ESTRATTO DEL TESTO:
A pensarci bene, comunque, il paradigma della follower leadership – laddove il politico anziché essere il leader, cioè quello che indica una direzione di marcia, che descrive un destino e un orizzonte per la propria comunità, è il detentore di “seguaci” – non è cosa di oggi ma, come il populismo, viene da lontano. E non è cosa solo italiana. Il vero tema, però, è il susseguirsi, in questi ultimi anni, dell’apertura di sempre nuove e sempre più ampie finestre di opportunità per outsider extra politici, proprio perché la politica, di fatto, si è ritirata. E più la politica si ritira, e più chi di volta in volta riempie il vuoto, è peggiore del precedente.

ELENCO DELLE ATTIVITÀ:
a) Riporta parola per parola la parte del brano sulla follower leadership che si apre con le parole contenenti "A pensarci bene, comunque, il" e si chiude con "peggiore del precedente.".
b) Rispondi in base al brano sulla follower leadership:
(i) Da dove viene il paradigma della follower leadership, come il populismo?
(ii) Per chi si sono aperte finestre di opportunità sempre nuove e più ampie?
(iii) Che cosa ha fatto di fatto la politica?
c) Prosegui il brano sulla follower leadership a partire dall'ultima frase riportata.

DATI REGISTRATI:
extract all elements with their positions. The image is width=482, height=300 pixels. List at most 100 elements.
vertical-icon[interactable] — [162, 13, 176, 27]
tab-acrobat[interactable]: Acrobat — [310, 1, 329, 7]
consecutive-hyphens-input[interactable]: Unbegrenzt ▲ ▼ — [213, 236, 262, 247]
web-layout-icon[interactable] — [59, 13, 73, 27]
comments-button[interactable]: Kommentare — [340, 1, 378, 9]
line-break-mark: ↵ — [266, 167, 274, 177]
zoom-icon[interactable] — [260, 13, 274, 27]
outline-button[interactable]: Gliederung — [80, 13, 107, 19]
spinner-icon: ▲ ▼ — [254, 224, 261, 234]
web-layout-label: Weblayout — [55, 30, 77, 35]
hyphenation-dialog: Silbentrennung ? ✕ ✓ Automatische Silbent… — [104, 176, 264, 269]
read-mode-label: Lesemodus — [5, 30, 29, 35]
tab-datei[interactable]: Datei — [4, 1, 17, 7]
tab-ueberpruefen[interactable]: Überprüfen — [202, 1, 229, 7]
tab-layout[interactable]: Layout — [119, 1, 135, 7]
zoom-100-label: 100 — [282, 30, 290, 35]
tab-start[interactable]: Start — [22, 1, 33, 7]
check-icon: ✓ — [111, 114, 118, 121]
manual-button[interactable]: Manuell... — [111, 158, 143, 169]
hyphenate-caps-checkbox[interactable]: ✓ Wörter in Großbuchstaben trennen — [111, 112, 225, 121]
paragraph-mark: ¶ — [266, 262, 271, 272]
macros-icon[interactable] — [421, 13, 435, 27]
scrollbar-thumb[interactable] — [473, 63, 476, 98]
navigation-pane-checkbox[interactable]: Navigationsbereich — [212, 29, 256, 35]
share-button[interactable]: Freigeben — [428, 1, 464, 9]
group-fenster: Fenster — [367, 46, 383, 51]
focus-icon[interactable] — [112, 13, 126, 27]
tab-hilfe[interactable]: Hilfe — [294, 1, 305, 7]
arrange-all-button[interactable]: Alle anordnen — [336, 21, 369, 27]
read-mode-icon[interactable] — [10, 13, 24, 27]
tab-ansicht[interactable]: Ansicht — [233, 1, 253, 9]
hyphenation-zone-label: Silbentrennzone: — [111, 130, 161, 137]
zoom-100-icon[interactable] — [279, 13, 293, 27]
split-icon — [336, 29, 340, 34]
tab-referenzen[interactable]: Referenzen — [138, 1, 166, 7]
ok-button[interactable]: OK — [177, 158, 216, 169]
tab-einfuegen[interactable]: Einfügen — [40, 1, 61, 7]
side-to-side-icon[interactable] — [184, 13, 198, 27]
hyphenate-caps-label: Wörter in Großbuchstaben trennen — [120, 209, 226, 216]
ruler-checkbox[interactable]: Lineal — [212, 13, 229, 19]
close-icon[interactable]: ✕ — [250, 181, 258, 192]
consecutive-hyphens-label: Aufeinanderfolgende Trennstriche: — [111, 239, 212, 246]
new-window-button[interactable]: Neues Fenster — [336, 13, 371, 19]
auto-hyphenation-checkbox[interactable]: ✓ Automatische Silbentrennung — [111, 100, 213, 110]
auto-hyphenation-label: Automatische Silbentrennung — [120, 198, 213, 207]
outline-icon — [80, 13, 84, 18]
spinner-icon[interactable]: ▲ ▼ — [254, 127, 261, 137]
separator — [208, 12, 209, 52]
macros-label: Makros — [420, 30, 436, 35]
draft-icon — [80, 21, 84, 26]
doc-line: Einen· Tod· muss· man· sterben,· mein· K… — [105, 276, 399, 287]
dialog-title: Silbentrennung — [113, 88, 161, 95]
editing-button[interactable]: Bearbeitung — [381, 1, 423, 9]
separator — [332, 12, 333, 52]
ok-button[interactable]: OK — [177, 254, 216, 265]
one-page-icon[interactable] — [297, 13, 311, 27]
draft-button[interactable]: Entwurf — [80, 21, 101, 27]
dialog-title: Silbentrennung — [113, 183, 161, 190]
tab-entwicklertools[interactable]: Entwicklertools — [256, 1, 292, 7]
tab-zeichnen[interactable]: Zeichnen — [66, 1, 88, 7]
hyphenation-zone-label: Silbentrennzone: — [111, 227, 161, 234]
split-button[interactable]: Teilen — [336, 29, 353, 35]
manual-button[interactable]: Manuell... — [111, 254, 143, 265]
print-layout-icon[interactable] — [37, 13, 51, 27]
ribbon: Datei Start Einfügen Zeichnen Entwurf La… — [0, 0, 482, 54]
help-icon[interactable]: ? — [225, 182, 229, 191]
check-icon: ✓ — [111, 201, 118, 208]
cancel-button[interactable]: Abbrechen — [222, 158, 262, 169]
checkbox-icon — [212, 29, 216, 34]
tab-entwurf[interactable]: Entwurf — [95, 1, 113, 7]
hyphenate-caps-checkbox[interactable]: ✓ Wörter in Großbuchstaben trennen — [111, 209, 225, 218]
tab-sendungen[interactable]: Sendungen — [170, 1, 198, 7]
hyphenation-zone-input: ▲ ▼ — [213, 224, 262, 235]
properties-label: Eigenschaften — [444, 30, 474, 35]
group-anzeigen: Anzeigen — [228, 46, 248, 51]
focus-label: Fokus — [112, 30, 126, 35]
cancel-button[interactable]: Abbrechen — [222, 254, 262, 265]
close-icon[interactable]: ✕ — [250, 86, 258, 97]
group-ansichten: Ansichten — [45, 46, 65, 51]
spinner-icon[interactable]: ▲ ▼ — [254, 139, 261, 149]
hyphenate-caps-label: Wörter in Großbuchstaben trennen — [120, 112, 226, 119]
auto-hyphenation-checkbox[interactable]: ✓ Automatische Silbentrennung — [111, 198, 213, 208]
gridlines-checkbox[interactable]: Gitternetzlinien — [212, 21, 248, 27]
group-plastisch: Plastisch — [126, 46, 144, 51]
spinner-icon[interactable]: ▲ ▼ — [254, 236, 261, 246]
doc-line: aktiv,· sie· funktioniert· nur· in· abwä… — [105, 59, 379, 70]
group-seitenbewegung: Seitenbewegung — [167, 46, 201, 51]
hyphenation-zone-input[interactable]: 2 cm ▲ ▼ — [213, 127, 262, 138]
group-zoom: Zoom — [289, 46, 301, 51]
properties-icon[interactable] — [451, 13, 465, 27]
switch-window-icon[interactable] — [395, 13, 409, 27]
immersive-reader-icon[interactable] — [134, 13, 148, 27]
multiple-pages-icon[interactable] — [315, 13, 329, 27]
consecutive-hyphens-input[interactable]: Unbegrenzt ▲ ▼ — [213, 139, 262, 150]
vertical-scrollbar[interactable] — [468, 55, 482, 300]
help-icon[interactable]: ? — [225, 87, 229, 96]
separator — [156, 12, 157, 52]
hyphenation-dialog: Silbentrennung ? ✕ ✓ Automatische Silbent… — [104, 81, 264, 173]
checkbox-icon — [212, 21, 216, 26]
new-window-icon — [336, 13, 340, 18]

SOLUZIONI DELLE ATTIVITÀ:
a)
A pensarci bene, comunque, il paradigma della follower leadership – laddove il politico anziché essere il leader, cioè quello che indica una direzione di marcia, che descrive un destino e un orizzonte per la propria comunità, è il detentore di “seguaci” – non è cosa di oggi ma, come il populismo, viene da lontano. E non è cosa solo italiana. Il vero tema, però, è il susseguirsi, in questi ultimi anni, dell’apertura di sempre nuove e sempre più ampie finestre di opportunità per outsider extra politici, proprio perché la politica, di fatto, si è ritirata. E più la politica si ritira, e più chi di volta in volta riempie il vuoto, è peggiore del precedente.

b)
(i) Viene da lontano.
(ii) Per outsider extra politici.
(iii) Si è ritirata.

c)
Per questo occorre fermare la giostra. Ora Draghi, pur non provenendo dalla militanza politica, rappresenta l’opposto della follower leadership. È il simbolo della competenza e dell’austerità istituzionale. E quindi è un freno al decadimento. Ma solo fino a quando ricopre quel ruolo. E dopo? Gli attuali partiti, chi più chi meno tutti di lotta e di governo (la differenza sta solo nei modi), non sono certo adatti a dare continuità a questa fase. La quale, tra l’altro, tanto più sarà virtuosa e tanto più metterà sotto gli occhi dei cittadini i loro difetti. Come ha scritto Marco Follini, “se i partiti lottano e il presidente del Consiglio governa, è evidente che la gran parte delle lotte in corso finiranno per rivelare la loro inanità”. Se poi lottano per prolungare l’orario dei ristoranti dalle 22 alle 23 o litigano sul consumo del caffè (al banco o al tavolino del bar, o da asporto?), mentre Draghi chiama la von de Leyen per tranquillizzarla che sul PNRR si farà come dice lui (“garantisco io”), beh non c’è bisogno che vi dica chi conta e chi è destinato all’irrilevanza.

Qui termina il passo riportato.